### WORK REQUEST
Line tally for "Pyrexia": state how many lines of the entries include it, with no other text.
───── DATA FOR REVIEW ─────
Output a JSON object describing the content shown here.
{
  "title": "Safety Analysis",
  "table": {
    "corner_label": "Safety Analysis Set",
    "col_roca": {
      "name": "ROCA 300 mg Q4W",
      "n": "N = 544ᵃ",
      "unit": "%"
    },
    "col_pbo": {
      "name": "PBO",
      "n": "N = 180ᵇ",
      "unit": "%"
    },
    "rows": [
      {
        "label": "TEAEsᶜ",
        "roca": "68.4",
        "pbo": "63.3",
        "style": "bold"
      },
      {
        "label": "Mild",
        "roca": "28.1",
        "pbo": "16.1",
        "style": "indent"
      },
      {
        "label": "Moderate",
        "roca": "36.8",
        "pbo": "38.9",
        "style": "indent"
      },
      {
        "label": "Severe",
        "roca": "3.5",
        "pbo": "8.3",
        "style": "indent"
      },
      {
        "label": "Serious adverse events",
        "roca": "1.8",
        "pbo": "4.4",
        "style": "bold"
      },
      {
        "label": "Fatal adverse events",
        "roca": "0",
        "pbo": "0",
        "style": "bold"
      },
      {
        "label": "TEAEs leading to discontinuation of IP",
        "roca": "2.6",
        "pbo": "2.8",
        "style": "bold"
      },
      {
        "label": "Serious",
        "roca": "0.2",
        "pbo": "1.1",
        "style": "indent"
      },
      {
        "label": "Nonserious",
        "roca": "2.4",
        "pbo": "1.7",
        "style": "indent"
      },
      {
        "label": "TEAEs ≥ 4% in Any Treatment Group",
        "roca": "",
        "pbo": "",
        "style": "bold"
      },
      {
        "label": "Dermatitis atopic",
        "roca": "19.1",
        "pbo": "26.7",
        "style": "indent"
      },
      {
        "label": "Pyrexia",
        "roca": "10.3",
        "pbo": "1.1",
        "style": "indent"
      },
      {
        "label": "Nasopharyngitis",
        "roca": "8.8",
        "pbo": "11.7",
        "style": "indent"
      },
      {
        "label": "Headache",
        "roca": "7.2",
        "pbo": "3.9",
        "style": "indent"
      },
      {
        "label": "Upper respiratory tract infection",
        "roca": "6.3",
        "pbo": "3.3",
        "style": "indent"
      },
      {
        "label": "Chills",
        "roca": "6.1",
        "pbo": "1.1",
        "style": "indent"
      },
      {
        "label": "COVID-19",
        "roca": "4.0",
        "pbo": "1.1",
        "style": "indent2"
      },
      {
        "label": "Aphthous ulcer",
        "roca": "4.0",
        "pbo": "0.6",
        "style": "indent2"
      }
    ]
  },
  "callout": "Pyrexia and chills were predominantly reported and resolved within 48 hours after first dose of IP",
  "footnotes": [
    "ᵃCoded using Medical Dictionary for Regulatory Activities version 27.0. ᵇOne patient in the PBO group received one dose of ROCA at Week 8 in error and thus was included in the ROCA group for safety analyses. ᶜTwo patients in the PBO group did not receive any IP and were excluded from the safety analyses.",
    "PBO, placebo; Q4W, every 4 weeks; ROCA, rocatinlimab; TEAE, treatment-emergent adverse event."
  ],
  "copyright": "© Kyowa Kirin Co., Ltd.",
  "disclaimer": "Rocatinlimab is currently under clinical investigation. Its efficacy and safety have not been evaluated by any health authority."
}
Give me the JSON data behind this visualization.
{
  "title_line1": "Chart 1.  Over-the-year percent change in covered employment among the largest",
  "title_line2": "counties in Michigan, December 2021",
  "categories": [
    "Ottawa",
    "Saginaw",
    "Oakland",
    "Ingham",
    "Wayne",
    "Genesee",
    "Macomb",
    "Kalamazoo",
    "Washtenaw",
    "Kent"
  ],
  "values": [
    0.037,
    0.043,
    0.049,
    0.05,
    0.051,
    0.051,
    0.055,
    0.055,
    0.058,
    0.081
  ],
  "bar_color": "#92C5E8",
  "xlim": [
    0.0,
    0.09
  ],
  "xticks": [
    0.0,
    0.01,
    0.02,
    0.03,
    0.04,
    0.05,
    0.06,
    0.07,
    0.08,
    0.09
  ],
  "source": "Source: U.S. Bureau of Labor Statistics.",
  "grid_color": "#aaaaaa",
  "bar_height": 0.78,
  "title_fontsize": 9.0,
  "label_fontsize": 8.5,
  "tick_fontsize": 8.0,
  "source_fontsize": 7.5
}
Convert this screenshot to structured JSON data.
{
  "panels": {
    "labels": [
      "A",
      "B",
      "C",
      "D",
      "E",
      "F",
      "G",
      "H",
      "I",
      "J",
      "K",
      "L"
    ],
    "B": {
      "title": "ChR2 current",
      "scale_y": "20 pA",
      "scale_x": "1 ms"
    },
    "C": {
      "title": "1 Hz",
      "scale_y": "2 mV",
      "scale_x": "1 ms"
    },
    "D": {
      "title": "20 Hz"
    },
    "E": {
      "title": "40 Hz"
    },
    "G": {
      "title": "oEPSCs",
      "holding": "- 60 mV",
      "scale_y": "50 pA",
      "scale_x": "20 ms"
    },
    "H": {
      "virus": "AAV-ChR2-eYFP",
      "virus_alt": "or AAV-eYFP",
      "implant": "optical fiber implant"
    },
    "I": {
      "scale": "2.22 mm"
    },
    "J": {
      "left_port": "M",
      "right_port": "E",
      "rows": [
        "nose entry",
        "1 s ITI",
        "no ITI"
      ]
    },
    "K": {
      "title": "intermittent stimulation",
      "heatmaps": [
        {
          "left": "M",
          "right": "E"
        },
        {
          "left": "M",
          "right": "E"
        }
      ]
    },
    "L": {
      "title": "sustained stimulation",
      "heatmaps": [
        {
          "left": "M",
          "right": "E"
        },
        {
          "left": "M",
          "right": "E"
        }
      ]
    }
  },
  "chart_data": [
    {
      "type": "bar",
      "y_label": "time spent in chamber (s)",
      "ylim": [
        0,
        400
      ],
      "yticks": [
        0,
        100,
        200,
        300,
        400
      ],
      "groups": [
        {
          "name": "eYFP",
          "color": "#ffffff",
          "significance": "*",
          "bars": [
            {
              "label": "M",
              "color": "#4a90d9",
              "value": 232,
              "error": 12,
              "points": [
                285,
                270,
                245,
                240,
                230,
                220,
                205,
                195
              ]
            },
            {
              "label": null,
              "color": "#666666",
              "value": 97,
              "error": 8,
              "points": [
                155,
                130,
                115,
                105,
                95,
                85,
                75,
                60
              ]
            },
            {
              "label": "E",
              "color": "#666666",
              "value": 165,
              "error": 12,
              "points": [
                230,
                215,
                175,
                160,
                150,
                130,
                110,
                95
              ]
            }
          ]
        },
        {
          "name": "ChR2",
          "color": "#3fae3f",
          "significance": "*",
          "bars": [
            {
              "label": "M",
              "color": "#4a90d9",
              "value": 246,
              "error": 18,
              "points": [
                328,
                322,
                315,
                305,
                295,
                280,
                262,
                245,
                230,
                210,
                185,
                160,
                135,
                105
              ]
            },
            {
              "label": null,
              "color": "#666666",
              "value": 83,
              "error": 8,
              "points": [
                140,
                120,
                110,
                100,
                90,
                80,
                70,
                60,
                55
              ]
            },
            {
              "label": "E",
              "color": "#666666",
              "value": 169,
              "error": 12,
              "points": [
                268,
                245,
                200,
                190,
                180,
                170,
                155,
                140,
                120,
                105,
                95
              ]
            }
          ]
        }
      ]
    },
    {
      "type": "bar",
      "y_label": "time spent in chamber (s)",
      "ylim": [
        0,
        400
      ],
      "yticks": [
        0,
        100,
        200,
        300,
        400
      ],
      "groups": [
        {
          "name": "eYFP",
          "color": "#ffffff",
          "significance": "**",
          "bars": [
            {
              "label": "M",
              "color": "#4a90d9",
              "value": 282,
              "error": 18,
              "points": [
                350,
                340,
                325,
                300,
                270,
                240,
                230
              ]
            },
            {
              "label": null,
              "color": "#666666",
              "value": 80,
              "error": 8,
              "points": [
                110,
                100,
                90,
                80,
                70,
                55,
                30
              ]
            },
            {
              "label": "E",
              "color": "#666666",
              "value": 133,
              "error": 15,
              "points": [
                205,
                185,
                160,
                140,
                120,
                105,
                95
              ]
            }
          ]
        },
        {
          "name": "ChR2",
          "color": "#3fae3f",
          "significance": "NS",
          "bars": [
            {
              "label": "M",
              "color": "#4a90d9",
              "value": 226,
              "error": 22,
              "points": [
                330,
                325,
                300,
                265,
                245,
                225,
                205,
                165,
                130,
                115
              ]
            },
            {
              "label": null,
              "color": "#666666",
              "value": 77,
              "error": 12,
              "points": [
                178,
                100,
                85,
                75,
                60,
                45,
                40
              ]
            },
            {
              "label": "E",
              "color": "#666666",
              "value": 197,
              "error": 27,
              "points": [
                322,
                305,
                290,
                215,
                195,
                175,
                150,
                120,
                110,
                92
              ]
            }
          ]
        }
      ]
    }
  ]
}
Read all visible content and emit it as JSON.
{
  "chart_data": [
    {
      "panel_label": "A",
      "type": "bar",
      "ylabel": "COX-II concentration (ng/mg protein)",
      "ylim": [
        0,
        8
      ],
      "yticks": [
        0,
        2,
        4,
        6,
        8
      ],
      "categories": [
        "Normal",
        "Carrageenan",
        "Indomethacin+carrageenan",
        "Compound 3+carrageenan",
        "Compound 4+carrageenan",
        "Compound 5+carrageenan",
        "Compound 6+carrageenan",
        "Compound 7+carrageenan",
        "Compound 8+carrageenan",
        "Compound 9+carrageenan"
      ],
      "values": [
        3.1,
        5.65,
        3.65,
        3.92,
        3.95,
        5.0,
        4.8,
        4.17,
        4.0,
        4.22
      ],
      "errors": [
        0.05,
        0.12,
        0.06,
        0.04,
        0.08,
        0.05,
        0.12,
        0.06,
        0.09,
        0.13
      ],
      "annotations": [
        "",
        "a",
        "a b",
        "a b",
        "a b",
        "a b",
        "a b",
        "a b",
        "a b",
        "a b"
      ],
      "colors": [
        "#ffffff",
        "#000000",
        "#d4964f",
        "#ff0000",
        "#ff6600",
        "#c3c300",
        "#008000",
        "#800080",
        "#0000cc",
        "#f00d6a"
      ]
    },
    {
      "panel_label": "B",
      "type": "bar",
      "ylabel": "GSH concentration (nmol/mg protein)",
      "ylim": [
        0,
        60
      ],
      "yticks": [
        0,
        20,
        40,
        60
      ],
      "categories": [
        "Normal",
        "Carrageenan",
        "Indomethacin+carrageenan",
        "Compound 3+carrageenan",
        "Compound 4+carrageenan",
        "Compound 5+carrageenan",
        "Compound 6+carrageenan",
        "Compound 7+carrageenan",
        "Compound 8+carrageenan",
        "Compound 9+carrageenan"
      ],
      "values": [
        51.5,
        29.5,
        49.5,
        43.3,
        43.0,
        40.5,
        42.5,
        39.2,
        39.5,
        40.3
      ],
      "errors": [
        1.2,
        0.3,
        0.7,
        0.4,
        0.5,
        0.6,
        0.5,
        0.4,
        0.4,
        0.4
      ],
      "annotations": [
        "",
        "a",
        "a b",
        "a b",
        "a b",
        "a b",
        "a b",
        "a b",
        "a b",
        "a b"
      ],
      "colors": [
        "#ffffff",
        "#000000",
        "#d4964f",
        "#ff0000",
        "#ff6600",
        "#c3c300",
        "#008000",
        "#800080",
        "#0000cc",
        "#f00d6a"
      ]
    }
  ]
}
─────
### RESPONSE TO THIS EXERCISE
2